Input rows =
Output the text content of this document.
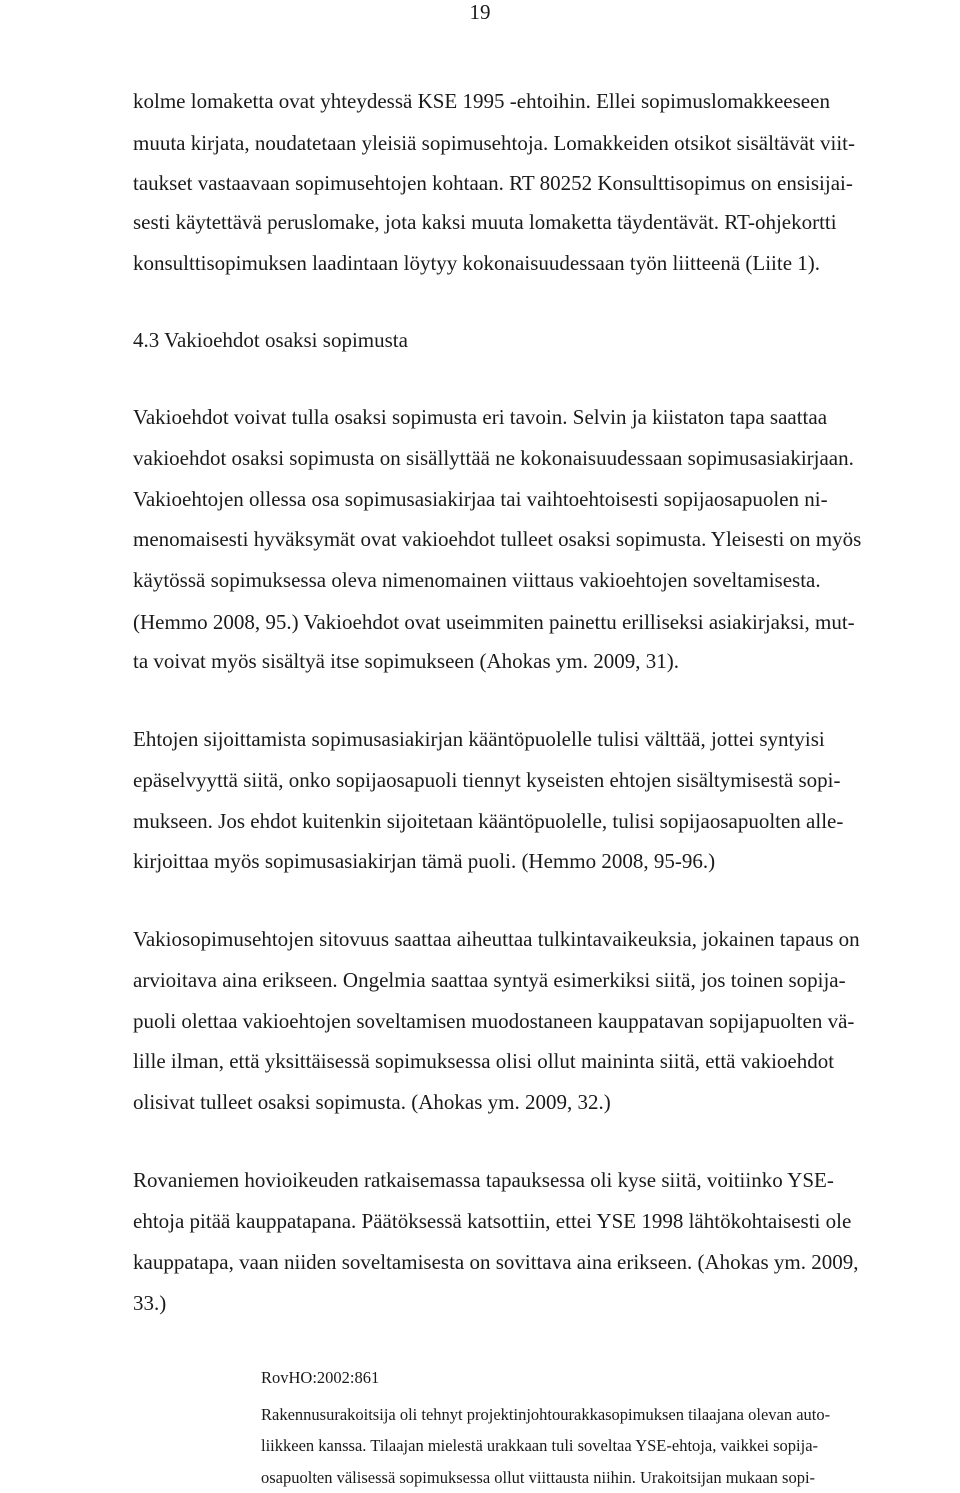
19
kolme lomaketta ovat yhteydessä KSE 1995 -ehtoihin. Ellei sopimuslomakkeeseen
muuta kirjata, noudatetaan yleisiä sopimusehtoja. Lomakkeiden otsikot sisältävät viit-
taukset vastaavaan sopimusehtojen kohtaan. RT 80252 Konsulttisopimus on ensisijai-
sesti käytettävä peruslomake, jota kaksi muuta lomaketta täydentävät. RT-ohjekortti
konsulttisopimuksen laadintaan löytyy kokonaisuudessaan työn liitteenä (Liite 1).
4.3 Vakioehdot osaksi sopimusta
Vakioehdot voivat tulla osaksi sopimusta eri tavoin. Selvin ja kiistaton tapa saattaa
vakioehdot osaksi sopimusta on sisällyttää ne kokonaisuudessaan sopimusasiakirjaan.
Vakioehtojen ollessa osa sopimusasiakirjaa tai vaihtoehtoisesti sopijaosapuolen ni-
menomaisesti hyväksymät ovat vakioehdot tulleet osaksi sopimusta. Yleisesti on myös
käytössä sopimuksessa oleva nimenomainen viittaus vakioehtojen soveltamisesta.
(Hemmo 2008, 95.) Vakioehdot ovat useimmiten painettu erilliseksi asiakirjaksi, mut-
ta voivat myös sisältyä itse sopimukseen (Ahokas ym. 2009, 31).
Ehtojen sijoittamista sopimusasiakirjan kääntöpuolelle tulisi välttää, jottei syntyisi
epäselvyyttä siitä, onko sopijaosapuoli tiennyt kyseisten ehtojen sisältymisestä sopi-
mukseen. Jos ehdot kuitenkin sijoitetaan kääntöpuolelle, tulisi sopijaosapuolten alle-
kirjoittaa myös sopimusasiakirjan tämä puoli. (Hemmo 2008, 95-96.)
Vakiosopimusehtojen sitovuus saattaa aiheuttaa tulkintavaikeuksia, jokainen tapaus on
arvioitava aina erikseen. Ongelmia saattaa syntyä esimerkiksi siitä, jos toinen sopija-
puoli olettaa vakioehtojen soveltamisen muodostaneen kauppatavan sopijapuolten vä-
lille ilman, että yksittäisessä sopimuksessa olisi ollut maininta siitä, että vakioehdot
olisivat tulleet osaksi sopimusta. (Ahokas ym. 2009, 32.)
Rovaniemen hovioikeuden ratkaisemassa tapauksessa oli kyse siitä, voitiinko YSE-
ehtoja pitää kauppatapana. Päätöksessä katsottiin, ettei YSE 1998 lähtökohtaisesti ole
kauppatapa, vaan niiden soveltamisesta on sovittava aina erikseen. (Ahokas ym. 2009,
33.)
RovHO:2002:861
Rakennusurakoitsija oli tehnyt projektinjohtourakkasopimuksen tilaajana olevan auto-
liikkeen kanssa. Tilaajan mielestä urakkaan tuli soveltaa YSE-ehtoja, vaikkei sopija-
osapuolten välisessä sopimuksessa ollut viittausta niihin. Urakoitsijan mukaan sopi-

The exercise =
Print every record above exactly as written, leaving out the pictures.

Written solution =
Output the text content of this document.
19
kolme lomaketta ovat yhteydessä KSE 1995 -ehtoihin. Ellei sopimuslomakkeeseen
muuta kirjata, noudatetaan yleisiä sopimusehtoja. Lomakkeiden otsikot sisältävät viit-
taukset vastaavaan sopimusehtojen kohtaan. RT 80252 Konsulttisopimus on ensisijai-
sesti käytettävä peruslomake, jota kaksi muuta lomaketta täydentävät. RT-ohjekortti
konsulttisopimuksen laadintaan löytyy kokonaisuudessaan työn liitteenä (Liite 1).
4.3 Vakioehdot osaksi sopimusta
Vakioehdot voivat tulla osaksi sopimusta eri tavoin. Selvin ja kiistaton tapa saattaa
vakioehdot osaksi sopimusta on sisällyttää ne kokonaisuudessaan sopimusasiakirjaan.
Vakioehtojen ollessa osa sopimusasiakirjaa tai vaihtoehtoisesti sopijaosapuolen ni-
menomaisesti hyväksymät ovat vakioehdot tulleet osaksi sopimusta. Yleisesti on myös
käytössä sopimuksessa oleva nimenomainen viittaus vakioehtojen soveltamisesta.
(Hemmo 2008, 95.) Vakioehdot ovat useimmiten painettu erilliseksi asiakirjaksi, mut-
ta voivat myös sisältyä itse sopimukseen (Ahokas ym. 2009, 31).
Ehtojen sijoittamista sopimusasiakirjan kääntöpuolelle tulisi välttää, jottei syntyisi
epäselvyyttä siitä, onko sopijaosapuoli tiennyt kyseisten ehtojen sisältymisestä sopi-
mukseen. Jos ehdot kuitenkin sijoitetaan kääntöpuolelle, tulisi sopijaosapuolten alle-
kirjoittaa myös sopimusasiakirjan tämä puoli. (Hemmo 2008, 95-96.)
Vakiosopimusehtojen sitovuus saattaa aiheuttaa tulkintavaikeuksia, jokainen tapaus on
arvioitava aina erikseen. Ongelmia saattaa syntyä esimerkiksi siitä, jos toinen sopija-
puoli olettaa vakioehtojen soveltamisen muodostaneen kauppatavan sopijapuolten vä-
lille ilman, että yksittäisessä sopimuksessa olisi ollut maininta siitä, että vakioehdot
olisivat tulleet osaksi sopimusta. (Ahokas ym. 2009, 32.)
Rovaniemen hovioikeuden ratkaisemassa tapauksessa oli kyse siitä, voitiinko YSE-
ehtoja pitää kauppatapana. Päätöksessä katsottiin, ettei YSE 1998 lähtökohtaisesti ole
kauppatapa, vaan niiden soveltamisesta on sovittava aina erikseen. (Ahokas ym. 2009,
33.)
RovHO:2002:861
Rakennusurakoitsija oli tehnyt projektinjohtourakkasopimuksen tilaajana olevan auto-
liikkeen kanssa. Tilaajan mielestä urakkaan tuli soveltaa YSE-ehtoja, vaikkei sopija-
osapuolten välisessä sopimuksessa ollut viittausta niihin. Urakoitsijan mukaan sopi-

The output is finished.